= Available records =
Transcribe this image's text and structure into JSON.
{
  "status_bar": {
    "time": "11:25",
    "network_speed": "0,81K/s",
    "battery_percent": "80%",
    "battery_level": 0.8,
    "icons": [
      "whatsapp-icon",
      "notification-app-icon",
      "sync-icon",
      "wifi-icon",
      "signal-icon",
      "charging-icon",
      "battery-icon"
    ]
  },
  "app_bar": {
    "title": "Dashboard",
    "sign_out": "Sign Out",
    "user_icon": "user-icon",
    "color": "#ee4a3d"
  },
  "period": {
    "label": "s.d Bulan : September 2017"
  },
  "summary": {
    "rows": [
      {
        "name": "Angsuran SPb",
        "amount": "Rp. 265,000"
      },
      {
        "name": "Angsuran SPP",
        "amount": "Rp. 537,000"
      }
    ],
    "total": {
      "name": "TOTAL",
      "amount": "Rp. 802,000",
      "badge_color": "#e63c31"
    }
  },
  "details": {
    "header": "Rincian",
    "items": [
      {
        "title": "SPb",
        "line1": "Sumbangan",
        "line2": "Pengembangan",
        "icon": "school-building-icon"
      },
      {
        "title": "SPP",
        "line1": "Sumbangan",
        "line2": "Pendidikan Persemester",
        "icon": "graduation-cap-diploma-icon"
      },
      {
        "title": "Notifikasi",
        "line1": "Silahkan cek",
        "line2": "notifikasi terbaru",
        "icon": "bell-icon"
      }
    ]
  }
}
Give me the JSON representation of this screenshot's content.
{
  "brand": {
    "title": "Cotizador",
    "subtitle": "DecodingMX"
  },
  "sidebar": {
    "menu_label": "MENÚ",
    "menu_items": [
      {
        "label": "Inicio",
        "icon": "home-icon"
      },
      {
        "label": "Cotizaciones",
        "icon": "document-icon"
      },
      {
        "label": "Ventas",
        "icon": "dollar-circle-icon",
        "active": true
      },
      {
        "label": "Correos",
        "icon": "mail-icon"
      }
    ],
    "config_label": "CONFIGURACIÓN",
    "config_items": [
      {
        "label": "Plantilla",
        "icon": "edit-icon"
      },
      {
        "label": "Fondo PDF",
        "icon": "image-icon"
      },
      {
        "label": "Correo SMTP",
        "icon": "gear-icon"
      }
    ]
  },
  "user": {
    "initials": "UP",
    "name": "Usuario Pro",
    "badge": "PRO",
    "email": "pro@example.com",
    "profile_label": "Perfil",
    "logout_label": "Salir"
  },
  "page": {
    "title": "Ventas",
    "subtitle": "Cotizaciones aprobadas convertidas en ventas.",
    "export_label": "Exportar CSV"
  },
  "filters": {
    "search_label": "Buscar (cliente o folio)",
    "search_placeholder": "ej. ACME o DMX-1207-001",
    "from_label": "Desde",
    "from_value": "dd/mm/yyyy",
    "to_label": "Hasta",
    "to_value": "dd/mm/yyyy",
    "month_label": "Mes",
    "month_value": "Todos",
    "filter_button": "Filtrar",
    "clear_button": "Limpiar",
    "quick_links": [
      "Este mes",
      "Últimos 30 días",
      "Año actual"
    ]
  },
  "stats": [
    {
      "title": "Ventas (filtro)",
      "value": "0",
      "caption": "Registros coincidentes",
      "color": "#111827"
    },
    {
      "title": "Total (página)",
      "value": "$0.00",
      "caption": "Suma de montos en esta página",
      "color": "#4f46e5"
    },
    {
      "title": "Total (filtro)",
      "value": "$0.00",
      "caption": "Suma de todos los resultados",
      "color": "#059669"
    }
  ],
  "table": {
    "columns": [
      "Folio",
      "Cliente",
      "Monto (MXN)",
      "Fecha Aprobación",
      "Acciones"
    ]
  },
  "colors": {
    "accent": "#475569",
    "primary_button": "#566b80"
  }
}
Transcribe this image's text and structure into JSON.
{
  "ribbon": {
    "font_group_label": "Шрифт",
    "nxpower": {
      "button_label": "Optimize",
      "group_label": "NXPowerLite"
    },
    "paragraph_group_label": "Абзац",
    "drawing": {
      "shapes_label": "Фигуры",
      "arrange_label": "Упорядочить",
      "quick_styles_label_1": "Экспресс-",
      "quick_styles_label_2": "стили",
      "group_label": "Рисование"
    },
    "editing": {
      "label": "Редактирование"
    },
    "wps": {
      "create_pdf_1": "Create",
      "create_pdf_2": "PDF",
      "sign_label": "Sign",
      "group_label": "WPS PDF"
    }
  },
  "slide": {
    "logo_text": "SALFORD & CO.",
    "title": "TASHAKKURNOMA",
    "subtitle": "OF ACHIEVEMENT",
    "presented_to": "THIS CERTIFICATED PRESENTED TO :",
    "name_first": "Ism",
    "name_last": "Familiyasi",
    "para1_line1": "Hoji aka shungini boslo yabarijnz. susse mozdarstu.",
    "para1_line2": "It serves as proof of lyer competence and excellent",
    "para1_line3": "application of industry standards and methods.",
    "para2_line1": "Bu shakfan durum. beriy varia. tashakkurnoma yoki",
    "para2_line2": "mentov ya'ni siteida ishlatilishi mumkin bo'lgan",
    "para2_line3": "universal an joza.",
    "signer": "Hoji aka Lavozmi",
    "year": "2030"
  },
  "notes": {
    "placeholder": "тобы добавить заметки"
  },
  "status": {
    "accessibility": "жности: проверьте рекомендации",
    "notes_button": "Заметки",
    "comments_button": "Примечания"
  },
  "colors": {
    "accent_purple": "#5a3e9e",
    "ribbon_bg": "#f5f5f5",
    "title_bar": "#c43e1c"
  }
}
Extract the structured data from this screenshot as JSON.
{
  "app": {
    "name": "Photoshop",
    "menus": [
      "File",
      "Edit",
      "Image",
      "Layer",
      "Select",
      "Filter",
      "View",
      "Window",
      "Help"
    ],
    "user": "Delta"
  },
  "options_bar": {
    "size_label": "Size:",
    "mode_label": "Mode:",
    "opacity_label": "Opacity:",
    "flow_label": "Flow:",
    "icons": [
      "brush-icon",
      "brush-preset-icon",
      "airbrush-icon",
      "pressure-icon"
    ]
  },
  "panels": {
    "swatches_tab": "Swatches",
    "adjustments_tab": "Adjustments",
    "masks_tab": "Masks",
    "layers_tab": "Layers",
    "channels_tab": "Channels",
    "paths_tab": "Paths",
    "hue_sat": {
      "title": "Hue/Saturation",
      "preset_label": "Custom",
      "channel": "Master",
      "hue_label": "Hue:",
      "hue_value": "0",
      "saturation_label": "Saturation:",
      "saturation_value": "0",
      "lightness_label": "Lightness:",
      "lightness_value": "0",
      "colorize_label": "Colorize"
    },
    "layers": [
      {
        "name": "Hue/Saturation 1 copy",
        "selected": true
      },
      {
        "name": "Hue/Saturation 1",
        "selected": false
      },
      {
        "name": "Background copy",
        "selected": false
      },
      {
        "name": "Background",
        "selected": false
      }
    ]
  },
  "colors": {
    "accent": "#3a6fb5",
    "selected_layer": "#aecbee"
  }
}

= Brief =
Each line of the listing above should be output exactly.

= Written solution =
Transcribe this image's text and structure into JSON.
{
  "status_bar": {
    "time": "11:25",
    "network_speed": "0,81K/s",
    "battery_percent": "80%",
    "battery_level": 0.8,
    "icons": [
      "whatsapp-icon",
      "notification-app-icon",
      "sync-icon",
      "wifi-icon",
      "signal-icon",
      "charging-icon",
      "battery-icon"
    ]
  },
  "app_bar": {
    "title": "Dashboard",
    "sign_out": "Sign Out",
    "user_icon": "user-icon",
    "color": "#ee4a3d"
  },
  "period": {
    "label": "s.d Bulan : September 2017"
  },
  "summary": {
    "rows": [
      {
        "name": "Angsuran SPb",
        "amount": "Rp. 265,000"
      },
      {
        "name": "Angsuran SPP",
        "amount": "Rp. 537,000"
      }
    ],
    "total": {
      "name": "TOTAL",
      "amount": "Rp. 802,000",
      "badge_color": "#e63c31"
    }
  },
  "details": {
    "header": "Rincian",
    "items": [
      {
        "title": "SPb",
        "line1": "Sumbangan",
        "line2": "Pengembangan",
        "icon": "school-building-icon"
      },
      {
        "title": "SPP",
        "line1": "Sumbangan",
        "line2": "Pendidikan Persemester",
        "icon": "graduation-cap-diploma-icon"
      },
      {
        "title": "Notifikasi",
        "line1": "Silahkan cek",
        "line2": "notifikasi terbaru",
        "icon": "bell-icon"
      }
    ]
  }
}
Give me the JSON representation of this screenshot's content.
{
  "brand": {
    "title": "Cotizador",
    "subtitle": "DecodingMX"
  },
  "sidebar": {
    "menu_label": "MENÚ",
    "menu_items": [
      {
        "label": "Inicio",
        "icon": "home-icon"
      },
      {
        "label": "Cotizaciones",
        "icon": "document-icon"
      },
      {
        "label": "Ventas",
        "icon": "dollar-circle-icon",
        "active": true
      },
      {
        "label": "Correos",
        "icon": "mail-icon"
      }
    ],
    "config_label": "CONFIGURACIÓN",
    "config_items": [
      {
        "label": "Plantilla",
        "icon": "edit-icon"
      },
      {
        "label": "Fondo PDF",
        "icon": "image-icon"
      },
      {
        "label": "Correo SMTP",
        "icon": "gear-icon"
      }
    ]
  },
  "user": {
    "initials": "UP",
    "name": "Usuario Pro",
    "badge": "PRO",
    "email": "pro@example.com",
    "profile_label": "Perfil",
    "logout_label": "Salir"
  },
  "page": {
    "title": "Ventas",
    "subtitle": "Cotizaciones aprobadas convertidas en ventas.",
    "export_label": "Exportar CSV"
  },
  "filters": {
    "search_label": "Buscar (cliente o folio)",
    "search_placeholder": "ej. ACME o DMX-1207-001",
    "from_label": "Desde",
    "from_value": "dd/mm/yyyy",
    "to_label": "Hasta",
    "to_value": "dd/mm/yyyy",
    "month_label": "Mes",
    "month_value": "Todos",
    "filter_button": "Filtrar",
    "clear_button": "Limpiar",
    "quick_links": [
      "Este mes",
      "Últimos 30 días",
      "Año actual"
    ]
  },
  "stats": [
    {
      "title": "Ventas (filtro)",
      "value": "0",
      "caption": "Registros coincidentes",
      "color": "#111827"
    },
    {
      "title": "Total (página)",
      "value": "$0.00",
      "caption": "Suma de montos en esta página",
      "color": "#4f46e5"
    },
    {
      "title": "Total (filtro)",
      "value": "$0.00",
      "caption": "Suma de todos los resultados",
      "color": "#059669"
    }
  ],
  "table": {
    "columns": [
      "Folio",
      "Cliente",
      "Monto (MXN)",
      "Fecha Aprobación",
      "Acciones"
    ]
  },
  "colors": {
    "accent": "#475569",
    "primary_button": "#566b80"
  }
}
Transcribe this image's text and structure into JSON.
{
  "ribbon": {
    "font_group_label": "Шрифт",
    "nxpower": {
      "button_label": "Optimize",
      "group_label": "NXPowerLite"
    },
    "paragraph_group_label": "Абзац",
    "drawing": {
      "shapes_label": "Фигуры",
      "arrange_label": "Упорядочить",
      "quick_styles_label_1": "Экспресс-",
      "quick_styles_label_2": "стили",
      "group_label": "Рисование"
    },
    "editing": {
      "label": "Редактирование"
    },
    "wps": {
      "create_pdf_1": "Create",
      "create_pdf_2": "PDF",
      "sign_label": "Sign",
      "group_label": "WPS PDF"
    }
  },
  "slide": {
    "logo_text": "SALFORD & CO.",
    "title": "TASHAKKURNOMA",
    "subtitle": "OF ACHIEVEMENT",
    "presented_to": "THIS CERTIFICATED PRESENTED TO :",
    "name_first": "Ism",
    "name_last": "Familiyasi",
    "para1_line1": "Hoji aka shungini boslo yabarijnz. susse mozdarstu.",
    "para1_line2": "It serves as proof of lyer competence and excellent",
    "para1_line3": "application of industry standards and methods.",
    "para2_line1": "Bu shakfan durum. beriy varia. tashakkurnoma yoki",
    "para2_line2": "mentov ya'ni siteida ishlatilishi mumkin bo'lgan",
    "para2_line3": "universal an joza.",
    "signer": "Hoji aka Lavozmi",
    "year": "2030"
  },
  "notes": {
    "placeholder": "тобы добавить заметки"
  },
  "status": {
    "accessibility": "жности: проверьте рекомендации",
    "notes_button": "Заметки",
    "comments_button": "Примечания"
  },
  "colors": {
    "accent_purple": "#5a3e9e",
    "ribbon_bg": "#f5f5f5",
    "title_bar": "#c43e1c"
  }
}
Extract the structured data from this screenshot as JSON.
{
  "app": {
    "name": "Photoshop",
    "menus": [
      "File",
      "Edit",
      "Image",
      "Layer",
      "Select",
      "Filter",
      "View",
      "Window",
      "Help"
    ],
    "user": "Delta"
  },
  "options_bar": {
    "size_label": "Size:",
    "mode_label": "Mode:",
    "opacity_label": "Opacity:",
    "flow_label": "Flow:",
    "icons": [
      "brush-icon",
      "brush-preset-icon",
      "airbrush-icon",
      "pressure-icon"
    ]
  },
  "panels": {
    "swatches_tab": "Swatches",
    "adjustments_tab": "Adjustments",
    "masks_tab": "Masks",
    "layers_tab": "Layers",
    "channels_tab": "Channels",
    "paths_tab": "Paths",
    "hue_sat": {
      "title": "Hue/Saturation",
      "preset_label": "Custom",
      "channel": "Master",
      "hue_label": "Hue:",
      "hue_value": "0",
      "saturation_label": "Saturation:",
      "saturation_value": "0",
      "lightness_label": "Lightness:",
      "lightness_value": "0",
      "colorize_label": "Colorize"
    },
    "layers": [
      {
        "name": "Hue/Saturation 1 copy",
        "selected": true
      },
      {
        "name": "Hue/Saturation 1",
        "selected": false
      },
      {
        "name": "Background copy",
        "selected": false
      },
      {
        "name": "Background",
        "selected": false
      }
    ]
  },
  "colors": {
    "accent": "#3a6fb5",
    "selected_layer": "#aecbee"
  }
}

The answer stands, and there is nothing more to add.